# Aim:
Reproduce the material in full, exactly as written.

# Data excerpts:
------------------------------------
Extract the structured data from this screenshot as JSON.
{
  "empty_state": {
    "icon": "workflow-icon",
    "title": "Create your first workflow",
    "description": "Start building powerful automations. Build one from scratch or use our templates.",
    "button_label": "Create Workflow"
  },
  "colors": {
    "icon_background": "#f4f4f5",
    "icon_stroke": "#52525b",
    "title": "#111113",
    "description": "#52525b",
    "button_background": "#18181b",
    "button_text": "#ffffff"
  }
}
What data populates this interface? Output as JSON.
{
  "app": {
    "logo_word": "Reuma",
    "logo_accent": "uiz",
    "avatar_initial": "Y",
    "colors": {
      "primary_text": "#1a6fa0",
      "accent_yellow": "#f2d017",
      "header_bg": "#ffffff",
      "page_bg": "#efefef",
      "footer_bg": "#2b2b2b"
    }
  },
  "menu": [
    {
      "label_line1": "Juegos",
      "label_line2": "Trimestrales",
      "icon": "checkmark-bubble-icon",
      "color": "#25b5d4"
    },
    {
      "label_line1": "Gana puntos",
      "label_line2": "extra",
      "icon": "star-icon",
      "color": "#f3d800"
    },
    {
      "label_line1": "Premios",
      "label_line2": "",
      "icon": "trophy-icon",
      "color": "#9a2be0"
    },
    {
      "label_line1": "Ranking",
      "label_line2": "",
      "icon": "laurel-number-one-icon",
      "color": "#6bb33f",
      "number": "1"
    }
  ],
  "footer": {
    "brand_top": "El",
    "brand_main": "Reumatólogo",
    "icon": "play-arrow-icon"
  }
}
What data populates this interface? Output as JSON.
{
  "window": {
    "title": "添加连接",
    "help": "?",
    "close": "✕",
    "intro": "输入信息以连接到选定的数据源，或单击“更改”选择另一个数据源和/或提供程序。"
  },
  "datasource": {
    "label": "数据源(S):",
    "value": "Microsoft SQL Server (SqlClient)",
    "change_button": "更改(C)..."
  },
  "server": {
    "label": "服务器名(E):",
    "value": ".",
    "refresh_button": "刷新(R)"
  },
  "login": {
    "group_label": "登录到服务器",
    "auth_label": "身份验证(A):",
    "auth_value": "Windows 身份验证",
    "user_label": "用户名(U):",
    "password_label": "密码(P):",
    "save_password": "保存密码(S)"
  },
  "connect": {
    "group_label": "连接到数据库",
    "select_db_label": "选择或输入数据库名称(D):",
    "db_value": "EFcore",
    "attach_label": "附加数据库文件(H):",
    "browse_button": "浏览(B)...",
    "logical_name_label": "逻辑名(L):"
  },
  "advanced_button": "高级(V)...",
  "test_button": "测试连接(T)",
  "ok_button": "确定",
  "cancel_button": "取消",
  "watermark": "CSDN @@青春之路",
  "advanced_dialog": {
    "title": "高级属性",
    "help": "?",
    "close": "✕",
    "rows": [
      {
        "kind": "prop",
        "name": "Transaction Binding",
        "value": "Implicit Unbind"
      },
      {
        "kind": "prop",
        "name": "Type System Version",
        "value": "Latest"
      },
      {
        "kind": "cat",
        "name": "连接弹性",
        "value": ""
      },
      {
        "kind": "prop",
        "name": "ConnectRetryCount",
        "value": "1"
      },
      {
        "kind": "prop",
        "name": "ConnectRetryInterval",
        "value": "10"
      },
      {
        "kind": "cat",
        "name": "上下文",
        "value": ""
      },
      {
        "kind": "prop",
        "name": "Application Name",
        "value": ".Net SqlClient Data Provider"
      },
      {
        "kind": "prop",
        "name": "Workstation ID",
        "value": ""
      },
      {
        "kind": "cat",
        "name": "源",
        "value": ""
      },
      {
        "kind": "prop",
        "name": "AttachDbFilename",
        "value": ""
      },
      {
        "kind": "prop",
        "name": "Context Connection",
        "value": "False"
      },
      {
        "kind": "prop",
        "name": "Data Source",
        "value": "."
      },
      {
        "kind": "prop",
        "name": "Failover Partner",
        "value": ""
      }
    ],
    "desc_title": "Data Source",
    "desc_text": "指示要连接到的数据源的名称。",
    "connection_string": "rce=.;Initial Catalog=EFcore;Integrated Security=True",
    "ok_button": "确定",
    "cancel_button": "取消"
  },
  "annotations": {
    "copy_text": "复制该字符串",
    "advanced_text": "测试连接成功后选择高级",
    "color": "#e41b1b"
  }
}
------------------------------------
# Worked solution:
Extract the structured data from this screenshot as JSON.
{
  "empty_state": {
    "icon": "workflow-icon",
    "title": "Create your first workflow",
    "description": "Start building powerful automations. Build one from scratch or use our templates.",
    "button_label": "Create Workflow"
  },
  "colors": {
    "icon_background": "#f4f4f5",
    "icon_stroke": "#52525b",
    "title": "#111113",
    "description": "#52525b",
    "button_background": "#18181b",
    "button_text": "#ffffff"
  }
}
What data populates this interface? Output as JSON.
{
  "app": {
    "logo_word": "Reuma",
    "logo_accent": "uiz",
    "avatar_initial": "Y",
    "colors": {
      "primary_text": "#1a6fa0",
      "accent_yellow": "#f2d017",
      "header_bg": "#ffffff",
      "page_bg": "#efefef",
      "footer_bg": "#2b2b2b"
    }
  },
  "menu": [
    {
      "label_line1": "Juegos",
      "label_line2": "Trimestrales",
      "icon": "checkmark-bubble-icon",
      "color": "#25b5d4"
    },
    {
      "label_line1": "Gana puntos",
      "label_line2": "extra",
      "icon": "star-icon",
      "color": "#f3d800"
    },
    {
      "label_line1": "Premios",
      "label_line2": "",
      "icon": "trophy-icon",
      "color": "#9a2be0"
    },
    {
      "label_line1": "Ranking",
      "label_line2": "",
      "icon": "laurel-number-one-icon",
      "color": "#6bb33f",
      "number": "1"
    }
  ],
  "footer": {
    "brand_top": "El",
    "brand_main": "Reumatólogo",
    "icon": "play-arrow-icon"
  }
}
What data populates this interface? Output as JSON.
{
  "window": {
    "title": "添加连接",
    "help": "?",
    "close": "✕",
    "intro": "输入信息以连接到选定的数据源，或单击“更改”选择另一个数据源和/或提供程序。"
  },
  "datasource": {
    "label": "数据源(S):",
    "value": "Microsoft SQL Server (SqlClient)",
    "change_button": "更改(C)..."
  },
  "server": {
    "label": "服务器名(E):",
    "value": ".",
    "refresh_button": "刷新(R)"
  },
  "login": {
    "group_label": "登录到服务器",
    "auth_label": "身份验证(A):",
    "auth_value": "Windows 身份验证",
    "user_label": "用户名(U):",
    "password_label": "密码(P):",
    "save_password": "保存密码(S)"
  },
  "connect": {
    "group_label": "连接到数据库",
    "select_db_label": "选择或输入数据库名称(D):",
    "db_value": "EFcore",
    "attach_label": "附加数据库文件(H):",
    "browse_button": "浏览(B)...",
    "logical_name_label": "逻辑名(L):"
  },
  "advanced_button": "高级(V)...",
  "test_button": "测试连接(T)",
  "ok_button": "确定",
  "cancel_button": "取消",
  "watermark": "CSDN @@青春之路",
  "advanced_dialog": {
    "title": "高级属性",
    "help": "?",
    "close": "✕",
    "rows": [
      {
        "kind": "prop",
        "name": "Transaction Binding",
        "value": "Implicit Unbind"
      },
      {
        "kind": "prop",
        "name": "Type System Version",
        "value": "Latest"
      },
      {
        "kind": "cat",
        "name": "连接弹性",
        "value": ""
      },
      {
        "kind": "prop",
        "name": "ConnectRetryCount",
        "value": "1"
      },
      {
        "kind": "prop",
        "name": "ConnectRetryInterval",
        "value": "10"
      },
      {
        "kind": "cat",
        "name": "上下文",
        "value": ""
      },
      {
        "kind": "prop",
        "name": "Application Name",
        "value": ".Net SqlClient Data Provider"
      },
      {
        "kind": "prop",
        "name": "Workstation ID",
        "value": ""
      },
      {
        "kind": "cat",
        "name": "源",
        "value": ""
      },
      {
        "kind": "prop",
        "name": "AttachDbFilename",
        "value": ""
      },
      {
        "kind": "prop",
        "name": "Context Connection",
        "value": "False"
      },
      {
        "kind": "prop",
        "name": "Data Source",
        "value": "."
      },
      {
        "kind": "prop",
        "name": "Failover Partner",
        "value": ""
      }
    ],
    "desc_title": "Data Source",
    "desc_text": "指示要连接到的数据源的名称。",
    "connection_string": "rce=.;Initial Catalog=EFcore;Integrated Security=True",
    "ok_button": "确定",
    "cancel_button": "取消"
  },
  "annotations": {
    "copy_text": "复制该字符串",
    "advanced_text": "测试连接成功后选择高级",
    "color": "#e41b1b"
  }
}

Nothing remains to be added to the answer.